Data records
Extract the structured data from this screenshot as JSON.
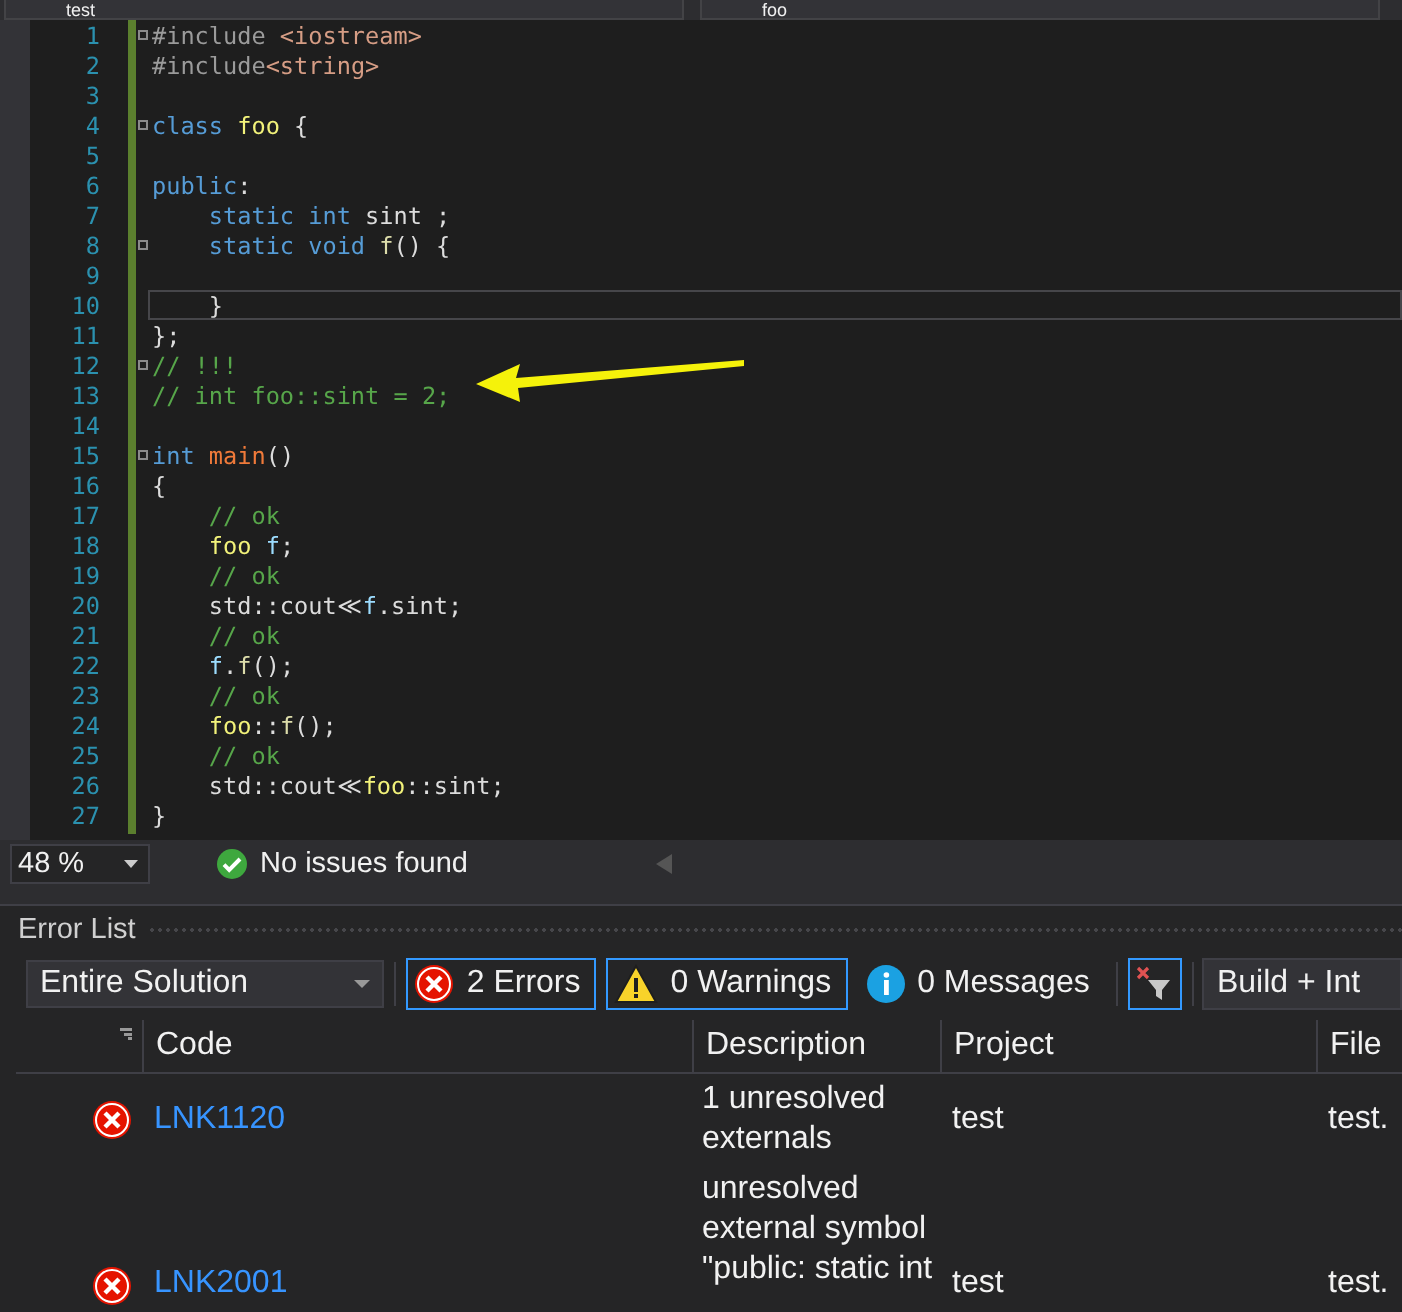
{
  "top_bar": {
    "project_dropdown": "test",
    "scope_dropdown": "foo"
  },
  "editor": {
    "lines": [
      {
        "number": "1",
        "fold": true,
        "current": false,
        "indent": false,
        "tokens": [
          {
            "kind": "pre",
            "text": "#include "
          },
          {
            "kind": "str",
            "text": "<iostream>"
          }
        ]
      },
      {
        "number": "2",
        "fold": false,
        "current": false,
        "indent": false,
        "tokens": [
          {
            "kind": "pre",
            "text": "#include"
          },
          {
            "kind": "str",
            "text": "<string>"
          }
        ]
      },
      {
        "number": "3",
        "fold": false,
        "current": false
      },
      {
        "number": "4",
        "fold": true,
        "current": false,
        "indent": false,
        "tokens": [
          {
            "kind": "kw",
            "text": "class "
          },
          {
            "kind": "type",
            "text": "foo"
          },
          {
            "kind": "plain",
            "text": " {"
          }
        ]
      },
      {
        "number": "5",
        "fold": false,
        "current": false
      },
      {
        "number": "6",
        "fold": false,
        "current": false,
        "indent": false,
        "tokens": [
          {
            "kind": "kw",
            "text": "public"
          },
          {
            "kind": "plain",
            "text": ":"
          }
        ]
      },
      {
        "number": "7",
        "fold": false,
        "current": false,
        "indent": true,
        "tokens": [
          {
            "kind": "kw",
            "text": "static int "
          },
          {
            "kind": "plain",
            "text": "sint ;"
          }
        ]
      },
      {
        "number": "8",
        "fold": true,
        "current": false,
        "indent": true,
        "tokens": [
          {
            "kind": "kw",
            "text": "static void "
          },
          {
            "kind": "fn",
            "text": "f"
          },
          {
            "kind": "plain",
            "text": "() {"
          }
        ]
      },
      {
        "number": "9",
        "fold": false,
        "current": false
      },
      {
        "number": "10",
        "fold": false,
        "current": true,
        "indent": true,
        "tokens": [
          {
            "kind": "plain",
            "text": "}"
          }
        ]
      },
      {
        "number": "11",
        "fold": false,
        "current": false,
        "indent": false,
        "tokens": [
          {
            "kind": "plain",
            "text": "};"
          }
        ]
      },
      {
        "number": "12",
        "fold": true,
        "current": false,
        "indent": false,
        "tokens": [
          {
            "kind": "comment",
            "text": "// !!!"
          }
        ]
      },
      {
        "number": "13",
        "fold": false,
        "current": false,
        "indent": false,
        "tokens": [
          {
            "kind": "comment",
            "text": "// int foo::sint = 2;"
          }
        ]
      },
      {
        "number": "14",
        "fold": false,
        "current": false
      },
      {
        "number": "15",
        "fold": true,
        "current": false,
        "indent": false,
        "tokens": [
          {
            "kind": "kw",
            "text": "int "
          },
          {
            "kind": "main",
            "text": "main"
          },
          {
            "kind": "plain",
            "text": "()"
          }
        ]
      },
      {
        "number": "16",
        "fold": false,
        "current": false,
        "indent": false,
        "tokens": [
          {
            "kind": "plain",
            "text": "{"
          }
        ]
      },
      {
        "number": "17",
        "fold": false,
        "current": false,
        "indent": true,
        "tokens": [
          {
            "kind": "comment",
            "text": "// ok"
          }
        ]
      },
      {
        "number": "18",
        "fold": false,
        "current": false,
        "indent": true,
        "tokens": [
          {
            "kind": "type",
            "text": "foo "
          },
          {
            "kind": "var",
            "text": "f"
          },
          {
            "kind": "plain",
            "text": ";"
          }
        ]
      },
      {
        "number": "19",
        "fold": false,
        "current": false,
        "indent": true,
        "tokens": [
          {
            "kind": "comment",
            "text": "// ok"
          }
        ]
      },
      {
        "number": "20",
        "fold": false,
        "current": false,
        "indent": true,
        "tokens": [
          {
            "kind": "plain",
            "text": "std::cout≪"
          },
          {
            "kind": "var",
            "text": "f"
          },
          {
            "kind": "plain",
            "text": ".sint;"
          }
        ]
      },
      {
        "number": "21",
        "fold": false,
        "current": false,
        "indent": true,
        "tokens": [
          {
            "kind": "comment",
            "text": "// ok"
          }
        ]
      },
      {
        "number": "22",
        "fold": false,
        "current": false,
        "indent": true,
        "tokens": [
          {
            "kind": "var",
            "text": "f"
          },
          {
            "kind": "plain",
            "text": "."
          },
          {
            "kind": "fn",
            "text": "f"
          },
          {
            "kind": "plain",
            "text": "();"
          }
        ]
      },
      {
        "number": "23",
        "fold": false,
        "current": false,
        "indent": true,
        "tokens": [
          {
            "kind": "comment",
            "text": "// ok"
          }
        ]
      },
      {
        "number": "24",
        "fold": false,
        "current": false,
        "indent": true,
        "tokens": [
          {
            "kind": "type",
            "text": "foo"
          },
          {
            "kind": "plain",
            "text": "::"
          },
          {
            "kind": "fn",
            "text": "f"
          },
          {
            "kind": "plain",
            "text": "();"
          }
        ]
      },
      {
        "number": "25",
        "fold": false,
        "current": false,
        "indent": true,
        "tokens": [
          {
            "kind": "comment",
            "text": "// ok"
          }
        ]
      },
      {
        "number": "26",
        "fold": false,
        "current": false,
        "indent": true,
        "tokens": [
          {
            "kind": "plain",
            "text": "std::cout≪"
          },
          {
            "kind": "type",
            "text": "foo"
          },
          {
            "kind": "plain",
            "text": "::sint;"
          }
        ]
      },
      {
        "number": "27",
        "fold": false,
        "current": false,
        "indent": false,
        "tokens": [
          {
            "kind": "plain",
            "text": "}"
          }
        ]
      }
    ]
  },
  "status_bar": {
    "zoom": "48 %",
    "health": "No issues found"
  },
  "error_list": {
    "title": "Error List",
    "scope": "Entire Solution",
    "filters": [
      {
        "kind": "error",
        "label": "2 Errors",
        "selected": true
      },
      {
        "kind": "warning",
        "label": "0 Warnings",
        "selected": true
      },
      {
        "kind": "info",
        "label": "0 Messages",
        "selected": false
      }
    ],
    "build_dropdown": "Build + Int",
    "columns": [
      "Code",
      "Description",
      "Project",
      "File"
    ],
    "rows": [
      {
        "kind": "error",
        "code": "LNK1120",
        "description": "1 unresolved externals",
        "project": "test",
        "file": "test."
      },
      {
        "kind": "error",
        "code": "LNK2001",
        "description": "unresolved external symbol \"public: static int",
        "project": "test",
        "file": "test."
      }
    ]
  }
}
* * *
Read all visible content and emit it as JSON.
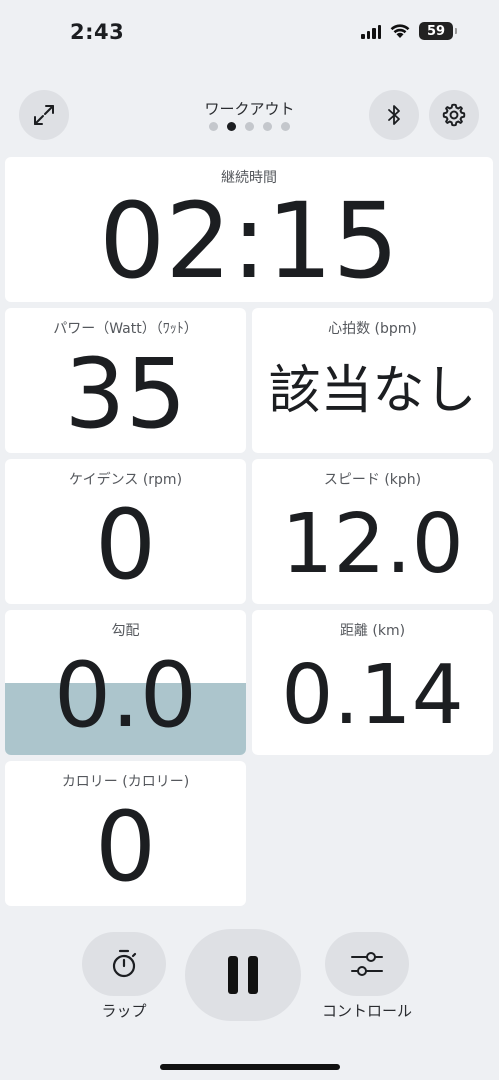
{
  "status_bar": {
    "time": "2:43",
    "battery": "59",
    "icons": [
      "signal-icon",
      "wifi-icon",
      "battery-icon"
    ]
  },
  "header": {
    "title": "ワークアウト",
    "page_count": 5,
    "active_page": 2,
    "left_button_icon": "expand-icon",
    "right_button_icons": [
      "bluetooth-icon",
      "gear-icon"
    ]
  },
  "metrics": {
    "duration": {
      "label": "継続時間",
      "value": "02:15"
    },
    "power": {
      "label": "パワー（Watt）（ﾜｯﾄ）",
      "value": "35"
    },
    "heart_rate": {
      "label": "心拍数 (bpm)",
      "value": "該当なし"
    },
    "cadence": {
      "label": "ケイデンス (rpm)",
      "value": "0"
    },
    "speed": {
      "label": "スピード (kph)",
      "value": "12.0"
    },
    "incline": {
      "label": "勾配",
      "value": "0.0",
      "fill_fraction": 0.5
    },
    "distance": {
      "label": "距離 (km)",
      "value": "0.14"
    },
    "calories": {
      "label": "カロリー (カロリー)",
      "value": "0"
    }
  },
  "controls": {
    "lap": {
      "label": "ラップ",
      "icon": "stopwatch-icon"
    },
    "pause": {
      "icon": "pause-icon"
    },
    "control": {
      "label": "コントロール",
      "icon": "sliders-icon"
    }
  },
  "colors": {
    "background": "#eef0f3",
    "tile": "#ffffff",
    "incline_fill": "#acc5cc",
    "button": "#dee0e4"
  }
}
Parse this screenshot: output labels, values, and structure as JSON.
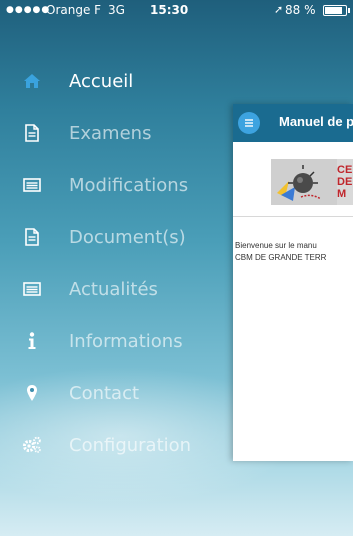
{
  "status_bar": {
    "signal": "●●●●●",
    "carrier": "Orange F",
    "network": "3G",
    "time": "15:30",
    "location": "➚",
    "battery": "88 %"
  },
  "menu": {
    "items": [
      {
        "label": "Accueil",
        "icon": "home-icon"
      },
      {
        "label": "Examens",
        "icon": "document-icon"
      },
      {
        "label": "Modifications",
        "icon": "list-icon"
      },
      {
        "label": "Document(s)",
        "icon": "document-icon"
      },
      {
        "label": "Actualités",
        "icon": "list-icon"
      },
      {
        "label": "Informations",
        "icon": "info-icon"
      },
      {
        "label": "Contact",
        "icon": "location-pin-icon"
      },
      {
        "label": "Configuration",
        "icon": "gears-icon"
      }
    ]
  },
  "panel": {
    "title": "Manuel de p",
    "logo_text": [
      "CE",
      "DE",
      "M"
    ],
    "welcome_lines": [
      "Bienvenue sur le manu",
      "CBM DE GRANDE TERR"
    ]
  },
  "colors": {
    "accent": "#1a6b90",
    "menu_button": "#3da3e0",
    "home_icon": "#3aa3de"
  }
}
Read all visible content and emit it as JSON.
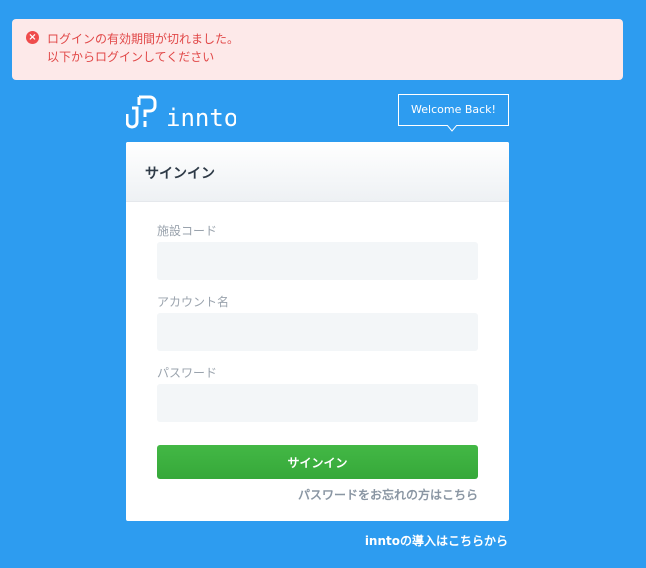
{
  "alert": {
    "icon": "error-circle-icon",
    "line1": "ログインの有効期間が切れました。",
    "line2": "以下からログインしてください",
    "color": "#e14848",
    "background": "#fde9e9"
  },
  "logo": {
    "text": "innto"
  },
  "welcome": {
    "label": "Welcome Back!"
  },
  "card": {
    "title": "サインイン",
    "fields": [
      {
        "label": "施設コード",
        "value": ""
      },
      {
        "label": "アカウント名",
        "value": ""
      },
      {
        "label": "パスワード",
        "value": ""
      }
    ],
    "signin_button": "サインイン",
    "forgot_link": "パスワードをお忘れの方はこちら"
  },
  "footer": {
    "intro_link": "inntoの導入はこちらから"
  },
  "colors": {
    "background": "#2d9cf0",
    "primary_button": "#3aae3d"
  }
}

> _WHAT THE TASK ASKS_
Look through the entries above. Extract each line with the word "screenshot".

> _WRITTEN REPLY_
Extract the structured data from this screenshot as JSON.
Parse this screenshot: output labels, values, and structure as JSON.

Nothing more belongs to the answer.